#### [Directions for this task]
Quote the entries that follow exactly, leaving none out.

#### [Dataset extract]
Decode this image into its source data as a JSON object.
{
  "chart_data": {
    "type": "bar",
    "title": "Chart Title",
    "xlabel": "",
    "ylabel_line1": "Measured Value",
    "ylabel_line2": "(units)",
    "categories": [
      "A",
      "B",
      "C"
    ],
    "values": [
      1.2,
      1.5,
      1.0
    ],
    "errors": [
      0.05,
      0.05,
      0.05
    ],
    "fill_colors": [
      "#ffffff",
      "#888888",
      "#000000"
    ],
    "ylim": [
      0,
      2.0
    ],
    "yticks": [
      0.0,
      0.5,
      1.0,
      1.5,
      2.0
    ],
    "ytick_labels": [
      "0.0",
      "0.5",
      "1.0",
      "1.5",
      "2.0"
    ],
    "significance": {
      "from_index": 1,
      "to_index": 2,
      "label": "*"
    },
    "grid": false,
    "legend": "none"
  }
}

#### [Task result]
Decode this image into its source data as a JSON object.
{
  "chart_data": {
    "type": "bar",
    "title": "Chart Title",
    "xlabel": "",
    "ylabel_line1": "Measured Value",
    "ylabel_line2": "(units)",
    "categories": [
      "A",
      "B",
      "C"
    ],
    "values": [
      1.2,
      1.5,
      1.0
    ],
    "errors": [
      0.05,
      0.05,
      0.05
    ],
    "fill_colors": [
      "#ffffff",
      "#888888",
      "#000000"
    ],
    "ylim": [
      0,
      2.0
    ],
    "yticks": [
      0.0,
      0.5,
      1.0,
      1.5,
      2.0
    ],
    "ytick_labels": [
      "0.0",
      "0.5",
      "1.0",
      "1.5",
      "2.0"
    ],
    "significance": {
      "from_index": 1,
      "to_index": 2,
      "label": "*"
    },
    "grid": false,
    "legend": "none"
  }
}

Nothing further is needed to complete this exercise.